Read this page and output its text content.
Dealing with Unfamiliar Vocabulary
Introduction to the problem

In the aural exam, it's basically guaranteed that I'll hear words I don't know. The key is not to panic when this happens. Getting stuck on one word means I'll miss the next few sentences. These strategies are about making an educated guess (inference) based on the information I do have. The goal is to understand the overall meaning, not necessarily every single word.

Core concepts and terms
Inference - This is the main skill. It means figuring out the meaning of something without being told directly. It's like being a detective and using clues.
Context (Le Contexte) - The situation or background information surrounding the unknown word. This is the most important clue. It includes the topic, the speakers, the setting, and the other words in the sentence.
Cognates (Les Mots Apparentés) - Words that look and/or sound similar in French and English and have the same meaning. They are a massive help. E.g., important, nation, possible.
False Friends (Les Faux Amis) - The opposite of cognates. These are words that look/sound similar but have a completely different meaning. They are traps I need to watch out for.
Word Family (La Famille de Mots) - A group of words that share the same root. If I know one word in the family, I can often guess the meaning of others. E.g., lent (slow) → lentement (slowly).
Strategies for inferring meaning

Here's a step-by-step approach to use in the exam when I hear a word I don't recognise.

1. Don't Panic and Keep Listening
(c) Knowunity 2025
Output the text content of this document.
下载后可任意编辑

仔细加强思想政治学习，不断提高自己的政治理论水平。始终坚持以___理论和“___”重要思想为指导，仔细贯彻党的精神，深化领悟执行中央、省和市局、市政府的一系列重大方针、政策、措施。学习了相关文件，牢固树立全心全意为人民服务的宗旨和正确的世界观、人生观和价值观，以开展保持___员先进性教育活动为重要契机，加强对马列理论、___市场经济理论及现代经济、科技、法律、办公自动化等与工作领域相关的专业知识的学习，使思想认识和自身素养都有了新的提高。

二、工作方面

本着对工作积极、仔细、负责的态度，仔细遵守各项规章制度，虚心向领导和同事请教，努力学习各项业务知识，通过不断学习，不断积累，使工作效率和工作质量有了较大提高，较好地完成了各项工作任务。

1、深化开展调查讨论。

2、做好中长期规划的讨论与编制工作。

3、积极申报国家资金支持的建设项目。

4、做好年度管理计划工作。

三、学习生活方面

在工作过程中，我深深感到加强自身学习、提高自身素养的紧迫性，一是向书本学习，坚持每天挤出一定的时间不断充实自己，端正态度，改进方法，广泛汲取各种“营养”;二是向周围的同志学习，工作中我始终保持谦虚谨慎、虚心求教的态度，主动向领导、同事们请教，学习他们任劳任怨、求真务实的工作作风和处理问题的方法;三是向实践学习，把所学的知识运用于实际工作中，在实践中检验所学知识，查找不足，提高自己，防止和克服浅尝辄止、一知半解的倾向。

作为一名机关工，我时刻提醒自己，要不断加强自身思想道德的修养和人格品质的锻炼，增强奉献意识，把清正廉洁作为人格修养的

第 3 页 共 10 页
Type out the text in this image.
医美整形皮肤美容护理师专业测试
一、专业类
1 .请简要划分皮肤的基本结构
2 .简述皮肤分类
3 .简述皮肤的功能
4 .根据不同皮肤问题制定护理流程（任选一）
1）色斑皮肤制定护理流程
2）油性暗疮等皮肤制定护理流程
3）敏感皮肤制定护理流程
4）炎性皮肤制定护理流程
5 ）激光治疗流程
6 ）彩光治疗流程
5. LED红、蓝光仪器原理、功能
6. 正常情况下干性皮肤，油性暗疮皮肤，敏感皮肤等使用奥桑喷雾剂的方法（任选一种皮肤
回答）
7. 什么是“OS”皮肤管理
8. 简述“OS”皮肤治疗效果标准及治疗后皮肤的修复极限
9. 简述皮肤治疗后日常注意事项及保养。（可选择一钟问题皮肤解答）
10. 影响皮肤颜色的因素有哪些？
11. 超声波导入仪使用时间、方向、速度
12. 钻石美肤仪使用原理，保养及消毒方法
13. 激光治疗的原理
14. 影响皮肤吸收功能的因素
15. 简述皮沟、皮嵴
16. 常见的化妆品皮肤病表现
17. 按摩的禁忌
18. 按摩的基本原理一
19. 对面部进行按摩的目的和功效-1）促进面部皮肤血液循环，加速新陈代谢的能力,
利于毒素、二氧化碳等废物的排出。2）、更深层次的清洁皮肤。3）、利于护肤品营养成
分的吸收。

------------------------------

• **Goal**: Go through the material and copy out every line with "similar" in it.

• **Written response**:
Cognates (Les Mots Apparentés) - Words that look and/or sound similar in French and English and have the same meaning. They are a massive help. E.g., important, nation, possible.
False Friends (Les Faux Amis) - The opposite of cognates. These are words that look/sound similar but have a completely different meaning. They are traps I need to watch out for.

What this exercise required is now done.